* Start *

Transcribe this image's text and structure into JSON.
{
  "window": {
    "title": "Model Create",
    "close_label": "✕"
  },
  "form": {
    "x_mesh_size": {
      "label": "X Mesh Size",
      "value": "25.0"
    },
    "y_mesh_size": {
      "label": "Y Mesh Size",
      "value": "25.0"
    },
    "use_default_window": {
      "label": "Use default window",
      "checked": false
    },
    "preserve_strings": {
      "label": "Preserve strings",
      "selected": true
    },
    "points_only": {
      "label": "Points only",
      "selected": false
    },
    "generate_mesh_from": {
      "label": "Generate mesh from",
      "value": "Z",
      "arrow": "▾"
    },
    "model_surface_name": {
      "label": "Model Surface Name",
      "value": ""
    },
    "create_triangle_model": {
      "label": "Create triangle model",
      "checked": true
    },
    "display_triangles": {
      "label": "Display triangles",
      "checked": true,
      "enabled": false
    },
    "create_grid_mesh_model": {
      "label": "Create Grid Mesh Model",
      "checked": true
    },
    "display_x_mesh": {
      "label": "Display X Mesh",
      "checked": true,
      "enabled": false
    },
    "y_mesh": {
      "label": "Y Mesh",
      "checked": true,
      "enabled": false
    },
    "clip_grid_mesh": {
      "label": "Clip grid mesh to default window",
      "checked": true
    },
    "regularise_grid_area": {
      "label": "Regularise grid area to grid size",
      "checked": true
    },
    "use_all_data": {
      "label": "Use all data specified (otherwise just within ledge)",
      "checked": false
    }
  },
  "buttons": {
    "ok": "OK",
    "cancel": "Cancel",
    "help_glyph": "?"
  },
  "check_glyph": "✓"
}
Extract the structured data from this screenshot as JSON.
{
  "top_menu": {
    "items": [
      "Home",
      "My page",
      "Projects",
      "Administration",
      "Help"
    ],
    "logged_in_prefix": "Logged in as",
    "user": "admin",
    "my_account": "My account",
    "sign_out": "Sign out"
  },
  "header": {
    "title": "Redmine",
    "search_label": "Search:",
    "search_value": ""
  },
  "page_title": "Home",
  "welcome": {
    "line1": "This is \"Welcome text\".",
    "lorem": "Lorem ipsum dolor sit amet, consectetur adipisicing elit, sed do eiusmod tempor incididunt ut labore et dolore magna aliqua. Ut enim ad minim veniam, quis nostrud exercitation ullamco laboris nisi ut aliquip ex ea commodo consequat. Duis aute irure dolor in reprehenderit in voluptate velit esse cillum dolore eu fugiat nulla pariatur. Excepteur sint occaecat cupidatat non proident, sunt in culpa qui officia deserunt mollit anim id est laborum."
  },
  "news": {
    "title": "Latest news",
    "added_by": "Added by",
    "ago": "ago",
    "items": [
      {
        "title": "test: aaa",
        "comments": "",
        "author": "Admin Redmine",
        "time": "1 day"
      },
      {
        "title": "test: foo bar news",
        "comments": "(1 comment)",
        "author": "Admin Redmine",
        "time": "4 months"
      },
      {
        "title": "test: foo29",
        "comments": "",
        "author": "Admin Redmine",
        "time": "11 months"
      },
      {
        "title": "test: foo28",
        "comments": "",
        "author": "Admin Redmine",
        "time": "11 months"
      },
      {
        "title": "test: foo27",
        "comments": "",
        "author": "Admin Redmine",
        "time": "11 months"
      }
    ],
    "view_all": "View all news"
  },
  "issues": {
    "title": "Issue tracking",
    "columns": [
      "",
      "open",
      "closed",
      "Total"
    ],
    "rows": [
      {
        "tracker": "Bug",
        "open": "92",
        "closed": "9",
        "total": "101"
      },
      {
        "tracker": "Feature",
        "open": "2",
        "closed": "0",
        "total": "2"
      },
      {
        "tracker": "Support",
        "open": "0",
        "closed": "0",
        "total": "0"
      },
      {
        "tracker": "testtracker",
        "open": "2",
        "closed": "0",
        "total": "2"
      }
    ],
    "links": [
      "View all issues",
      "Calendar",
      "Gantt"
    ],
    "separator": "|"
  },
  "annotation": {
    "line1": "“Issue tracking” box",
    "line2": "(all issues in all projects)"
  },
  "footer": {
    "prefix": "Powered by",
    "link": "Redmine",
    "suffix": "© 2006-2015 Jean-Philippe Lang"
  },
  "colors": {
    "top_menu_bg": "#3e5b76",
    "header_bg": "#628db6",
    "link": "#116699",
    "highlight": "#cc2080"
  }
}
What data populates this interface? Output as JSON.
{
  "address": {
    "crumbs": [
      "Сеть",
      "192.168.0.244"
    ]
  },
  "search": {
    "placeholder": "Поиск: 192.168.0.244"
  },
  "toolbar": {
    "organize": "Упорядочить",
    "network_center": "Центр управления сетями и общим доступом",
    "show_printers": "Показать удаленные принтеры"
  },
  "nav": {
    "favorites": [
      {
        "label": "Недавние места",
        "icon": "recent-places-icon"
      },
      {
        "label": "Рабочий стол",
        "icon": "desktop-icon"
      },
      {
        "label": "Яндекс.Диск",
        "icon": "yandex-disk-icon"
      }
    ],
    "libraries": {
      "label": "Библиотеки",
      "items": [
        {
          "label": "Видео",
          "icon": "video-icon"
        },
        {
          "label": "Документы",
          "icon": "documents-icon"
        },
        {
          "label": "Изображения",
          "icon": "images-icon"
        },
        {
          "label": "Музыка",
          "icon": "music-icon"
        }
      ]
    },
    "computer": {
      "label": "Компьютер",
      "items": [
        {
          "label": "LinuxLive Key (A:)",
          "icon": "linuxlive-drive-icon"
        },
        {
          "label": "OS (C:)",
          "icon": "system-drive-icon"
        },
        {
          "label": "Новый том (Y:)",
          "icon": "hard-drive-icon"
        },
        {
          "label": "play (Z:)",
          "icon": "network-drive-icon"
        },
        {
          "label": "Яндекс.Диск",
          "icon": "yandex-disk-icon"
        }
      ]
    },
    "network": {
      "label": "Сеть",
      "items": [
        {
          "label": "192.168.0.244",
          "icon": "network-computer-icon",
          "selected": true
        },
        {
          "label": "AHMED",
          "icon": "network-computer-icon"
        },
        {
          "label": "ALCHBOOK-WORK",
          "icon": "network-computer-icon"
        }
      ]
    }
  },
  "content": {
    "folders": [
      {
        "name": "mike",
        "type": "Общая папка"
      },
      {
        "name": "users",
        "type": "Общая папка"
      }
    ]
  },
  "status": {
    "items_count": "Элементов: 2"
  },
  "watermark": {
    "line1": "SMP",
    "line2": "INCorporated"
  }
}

* End *

__Instructions for the task__: Set down the entries verbatim, leaving none out.

__Solution__:
Transcribe this image's text and structure into JSON.
{
  "window": {
    "title": "Model Create",
    "close_label": "✕"
  },
  "form": {
    "x_mesh_size": {
      "label": "X Mesh Size",
      "value": "25.0"
    },
    "y_mesh_size": {
      "label": "Y Mesh Size",
      "value": "25.0"
    },
    "use_default_window": {
      "label": "Use default window",
      "checked": false
    },
    "preserve_strings": {
      "label": "Preserve strings",
      "selected": true
    },
    "points_only": {
      "label": "Points only",
      "selected": false
    },
    "generate_mesh_from": {
      "label": "Generate mesh from",
      "value": "Z",
      "arrow": "▾"
    },
    "model_surface_name": {
      "label": "Model Surface Name",
      "value": ""
    },
    "create_triangle_model": {
      "label": "Create triangle model",
      "checked": true
    },
    "display_triangles": {
      "label": "Display triangles",
      "checked": true,
      "enabled": false
    },
    "create_grid_mesh_model": {
      "label": "Create Grid Mesh Model",
      "checked": true
    },
    "display_x_mesh": {
      "label": "Display X Mesh",
      "checked": true,
      "enabled": false
    },
    "y_mesh": {
      "label": "Y Mesh",
      "checked": true,
      "enabled": false
    },
    "clip_grid_mesh": {
      "label": "Clip grid mesh to default window",
      "checked": true
    },
    "regularise_grid_area": {
      "label": "Regularise grid area to grid size",
      "checked": true
    },
    "use_all_data": {
      "label": "Use all data specified (otherwise just within ledge)",
      "checked": false
    }
  },
  "buttons": {
    "ok": "OK",
    "cancel": "Cancel",
    "help_glyph": "?"
  },
  "check_glyph": "✓"
}
Extract the structured data from this screenshot as JSON.
{
  "top_menu": {
    "items": [
      "Home",
      "My page",
      "Projects",
      "Administration",
      "Help"
    ],
    "logged_in_prefix": "Logged in as",
    "user": "admin",
    "my_account": "My account",
    "sign_out": "Sign out"
  },
  "header": {
    "title": "Redmine",
    "search_label": "Search:",
    "search_value": ""
  },
  "page_title": "Home",
  "welcome": {
    "line1": "This is \"Welcome text\".",
    "lorem": "Lorem ipsum dolor sit amet, consectetur adipisicing elit, sed do eiusmod tempor incididunt ut labore et dolore magna aliqua. Ut enim ad minim veniam, quis nostrud exercitation ullamco laboris nisi ut aliquip ex ea commodo consequat. Duis aute irure dolor in reprehenderit in voluptate velit esse cillum dolore eu fugiat nulla pariatur. Excepteur sint occaecat cupidatat non proident, sunt in culpa qui officia deserunt mollit anim id est laborum."
  },
  "news": {
    "title": "Latest news",
    "added_by": "Added by",
    "ago": "ago",
    "items": [
      {
        "title": "test: aaa",
        "comments": "",
        "author": "Admin Redmine",
        "time": "1 day"
      },
      {
        "title": "test: foo bar news",
        "comments": "(1 comment)",
        "author": "Admin Redmine",
        "time": "4 months"
      },
      {
        "title": "test: foo29",
        "comments": "",
        "author": "Admin Redmine",
        "time": "11 months"
      },
      {
        "title": "test: foo28",
        "comments": "",
        "author": "Admin Redmine",
        "time": "11 months"
      },
      {
        "title": "test: foo27",
        "comments": "",
        "author": "Admin Redmine",
        "time": "11 months"
      }
    ],
    "view_all": "View all news"
  },
  "issues": {
    "title": "Issue tracking",
    "columns": [
      "",
      "open",
      "closed",
      "Total"
    ],
    "rows": [
      {
        "tracker": "Bug",
        "open": "92",
        "closed": "9",
        "total": "101"
      },
      {
        "tracker": "Feature",
        "open": "2",
        "closed": "0",
        "total": "2"
      },
      {
        "tracker": "Support",
        "open": "0",
        "closed": "0",
        "total": "0"
      },
      {
        "tracker": "testtracker",
        "open": "2",
        "closed": "0",
        "total": "2"
      }
    ],
    "links": [
      "View all issues",
      "Calendar",
      "Gantt"
    ],
    "separator": "|"
  },
  "annotation": {
    "line1": "“Issue tracking” box",
    "line2": "(all issues in all projects)"
  },
  "footer": {
    "prefix": "Powered by",
    "link": "Redmine",
    "suffix": "© 2006-2015 Jean-Philippe Lang"
  },
  "colors": {
    "top_menu_bg": "#3e5b76",
    "header_bg": "#628db6",
    "link": "#116699",
    "highlight": "#cc2080"
  }
}
What data populates this interface? Output as JSON.
{
  "address": {
    "crumbs": [
      "Сеть",
      "192.168.0.244"
    ]
  },
  "search": {
    "placeholder": "Поиск: 192.168.0.244"
  },
  "toolbar": {
    "organize": "Упорядочить",
    "network_center": "Центр управления сетями и общим доступом",
    "show_printers": "Показать удаленные принтеры"
  },
  "nav": {
    "favorites": [
      {
        "label": "Недавние места",
        "icon": "recent-places-icon"
      },
      {
        "label": "Рабочий стол",
        "icon": "desktop-icon"
      },
      {
        "label": "Яндекс.Диск",
        "icon": "yandex-disk-icon"
      }
    ],
    "libraries": {
      "label": "Библиотеки",
      "items": [
        {
          "label": "Видео",
          "icon": "video-icon"
        },
        {
          "label": "Документы",
          "icon": "documents-icon"
        },
        {
          "label": "Изображения",
          "icon": "images-icon"
        },
        {
          "label": "Музыка",
          "icon": "music-icon"
        }
      ]
    },
    "computer": {
      "label": "Компьютер",
      "items": [
        {
          "label": "LinuxLive Key (A:)",
          "icon": "linuxlive-drive-icon"
        },
        {
          "label": "OS (C:)",
          "icon": "system-drive-icon"
        },
        {
          "label": "Новый том (Y:)",
          "icon": "hard-drive-icon"
        },
        {
          "label": "play (Z:)",
          "icon": "network-drive-icon"
        },
        {
          "label": "Яндекс.Диск",
          "icon": "yandex-disk-icon"
        }
      ]
    },
    "network": {
      "label": "Сеть",
      "items": [
        {
          "label": "192.168.0.244",
          "icon": "network-computer-icon",
          "selected": true
        },
        {
          "label": "AHMED",
          "icon": "network-computer-icon"
        },
        {
          "label": "ALCHBOOK-WORK",
          "icon": "network-computer-icon"
        }
      ]
    }
  },
  "content": {
    "folders": [
      {
        "name": "mike",
        "type": "Общая папка"
      },
      {
        "name": "users",
        "type": "Общая папка"
      }
    ]
  },
  "status": {
    "items_count": "Элементов: 2"
  },
  "watermark": {
    "line1": "SMP",
    "line2": "INCorporated"
  }
}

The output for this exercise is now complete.